[Dataset items]
▬▬▬

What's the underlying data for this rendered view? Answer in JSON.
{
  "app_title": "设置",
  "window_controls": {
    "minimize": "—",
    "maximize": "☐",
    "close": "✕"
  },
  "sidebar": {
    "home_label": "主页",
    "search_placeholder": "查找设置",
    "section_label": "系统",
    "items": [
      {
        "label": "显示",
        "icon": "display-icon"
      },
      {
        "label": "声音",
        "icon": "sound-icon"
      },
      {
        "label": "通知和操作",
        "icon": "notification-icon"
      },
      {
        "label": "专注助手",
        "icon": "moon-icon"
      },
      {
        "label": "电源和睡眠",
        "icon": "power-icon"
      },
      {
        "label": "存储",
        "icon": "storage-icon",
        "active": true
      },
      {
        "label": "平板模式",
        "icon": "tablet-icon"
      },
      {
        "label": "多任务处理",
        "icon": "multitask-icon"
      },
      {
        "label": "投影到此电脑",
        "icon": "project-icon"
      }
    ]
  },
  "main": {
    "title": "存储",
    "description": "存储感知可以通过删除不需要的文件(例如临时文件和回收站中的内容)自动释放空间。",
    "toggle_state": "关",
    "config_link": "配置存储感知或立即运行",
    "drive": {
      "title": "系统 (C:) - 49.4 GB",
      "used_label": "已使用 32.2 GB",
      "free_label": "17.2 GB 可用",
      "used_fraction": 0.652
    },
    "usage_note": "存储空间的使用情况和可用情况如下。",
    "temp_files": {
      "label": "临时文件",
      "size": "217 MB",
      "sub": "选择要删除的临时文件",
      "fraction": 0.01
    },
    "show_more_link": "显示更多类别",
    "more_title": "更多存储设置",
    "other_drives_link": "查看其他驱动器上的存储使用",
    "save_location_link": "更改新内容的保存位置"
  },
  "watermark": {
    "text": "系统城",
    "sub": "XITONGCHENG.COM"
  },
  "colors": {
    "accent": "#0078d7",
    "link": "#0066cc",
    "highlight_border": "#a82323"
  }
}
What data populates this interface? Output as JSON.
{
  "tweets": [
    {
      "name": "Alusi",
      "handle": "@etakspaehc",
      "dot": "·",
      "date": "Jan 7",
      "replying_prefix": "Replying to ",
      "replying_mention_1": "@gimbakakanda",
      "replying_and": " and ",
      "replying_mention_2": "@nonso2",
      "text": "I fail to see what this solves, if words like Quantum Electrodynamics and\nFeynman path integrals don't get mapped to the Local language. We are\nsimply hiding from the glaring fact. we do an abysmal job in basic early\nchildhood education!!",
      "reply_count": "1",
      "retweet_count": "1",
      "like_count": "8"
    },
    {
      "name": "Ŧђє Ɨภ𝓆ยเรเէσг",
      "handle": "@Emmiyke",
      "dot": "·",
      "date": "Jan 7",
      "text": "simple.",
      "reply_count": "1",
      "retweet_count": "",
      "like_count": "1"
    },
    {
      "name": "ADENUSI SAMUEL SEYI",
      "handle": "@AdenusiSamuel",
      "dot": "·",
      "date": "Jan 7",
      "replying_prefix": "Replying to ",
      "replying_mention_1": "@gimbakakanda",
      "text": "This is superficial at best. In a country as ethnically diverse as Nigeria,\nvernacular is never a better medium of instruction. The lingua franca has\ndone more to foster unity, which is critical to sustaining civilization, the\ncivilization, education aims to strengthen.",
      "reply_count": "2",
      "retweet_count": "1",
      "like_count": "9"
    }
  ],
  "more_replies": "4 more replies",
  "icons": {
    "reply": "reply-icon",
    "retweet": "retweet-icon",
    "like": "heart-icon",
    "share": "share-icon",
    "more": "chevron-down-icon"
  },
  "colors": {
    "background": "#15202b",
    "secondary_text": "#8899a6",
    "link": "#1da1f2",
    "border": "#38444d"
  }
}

▬▬▬

* Written request *
Output the whole listing above again, word for word.

* Completed exercise *
What's the underlying data for this rendered view? Answer in JSON.
{
  "app_title": "设置",
  "window_controls": {
    "minimize": "—",
    "maximize": "☐",
    "close": "✕"
  },
  "sidebar": {
    "home_label": "主页",
    "search_placeholder": "查找设置",
    "section_label": "系统",
    "items": [
      {
        "label": "显示",
        "icon": "display-icon"
      },
      {
        "label": "声音",
        "icon": "sound-icon"
      },
      {
        "label": "通知和操作",
        "icon": "notification-icon"
      },
      {
        "label": "专注助手",
        "icon": "moon-icon"
      },
      {
        "label": "电源和睡眠",
        "icon": "power-icon"
      },
      {
        "label": "存储",
        "icon": "storage-icon",
        "active": true
      },
      {
        "label": "平板模式",
        "icon": "tablet-icon"
      },
      {
        "label": "多任务处理",
        "icon": "multitask-icon"
      },
      {
        "label": "投影到此电脑",
        "icon": "project-icon"
      }
    ]
  },
  "main": {
    "title": "存储",
    "description": "存储感知可以通过删除不需要的文件(例如临时文件和回收站中的内容)自动释放空间。",
    "toggle_state": "关",
    "config_link": "配置存储感知或立即运行",
    "drive": {
      "title": "系统 (C:) - 49.4 GB",
      "used_label": "已使用 32.2 GB",
      "free_label": "17.2 GB 可用",
      "used_fraction": 0.652
    },
    "usage_note": "存储空间的使用情况和可用情况如下。",
    "temp_files": {
      "label": "临时文件",
      "size": "217 MB",
      "sub": "选择要删除的临时文件",
      "fraction": 0.01
    },
    "show_more_link": "显示更多类别",
    "more_title": "更多存储设置",
    "other_drives_link": "查看其他驱动器上的存储使用",
    "save_location_link": "更改新内容的保存位置"
  },
  "watermark": {
    "text": "系统城",
    "sub": "XITONGCHENG.COM"
  },
  "colors": {
    "accent": "#0078d7",
    "link": "#0066cc",
    "highlight_border": "#a82323"
  }
}
What data populates this interface? Output as JSON.
{
  "tweets": [
    {
      "name": "Alusi",
      "handle": "@etakspaehc",
      "dot": "·",
      "date": "Jan 7",
      "replying_prefix": "Replying to ",
      "replying_mention_1": "@gimbakakanda",
      "replying_and": " and ",
      "replying_mention_2": "@nonso2",
      "text": "I fail to see what this solves, if words like Quantum Electrodynamics and\nFeynman path integrals don't get mapped to the Local language. We are\nsimply hiding from the glaring fact. we do an abysmal job in basic early\nchildhood education!!",
      "reply_count": "1",
      "retweet_count": "1",
      "like_count": "8"
    },
    {
      "name": "Ŧђє Ɨภ𝓆ยเรเէσг",
      "handle": "@Emmiyke",
      "dot": "·",
      "date": "Jan 7",
      "text": "simple.",
      "reply_count": "1",
      "retweet_count": "",
      "like_count": "1"
    },
    {
      "name": "ADENUSI SAMUEL SEYI",
      "handle": "@AdenusiSamuel",
      "dot": "·",
      "date": "Jan 7",
      "replying_prefix": "Replying to ",
      "replying_mention_1": "@gimbakakanda",
      "text": "This is superficial at best. In a country as ethnically diverse as Nigeria,\nvernacular is never a better medium of instruction. The lingua franca has\ndone more to foster unity, which is critical to sustaining civilization, the\ncivilization, education aims to strengthen.",
      "reply_count": "2",
      "retweet_count": "1",
      "like_count": "9"
    }
  ],
  "more_replies": "4 more replies",
  "icons": {
    "reply": "reply-icon",
    "retweet": "retweet-icon",
    "like": "heart-icon",
    "share": "share-icon",
    "more": "chevron-down-icon"
  },
  "colors": {
    "background": "#15202b",
    "secondary_text": "#8899a6",
    "link": "#1da1f2",
    "border": "#38444d"
  }
}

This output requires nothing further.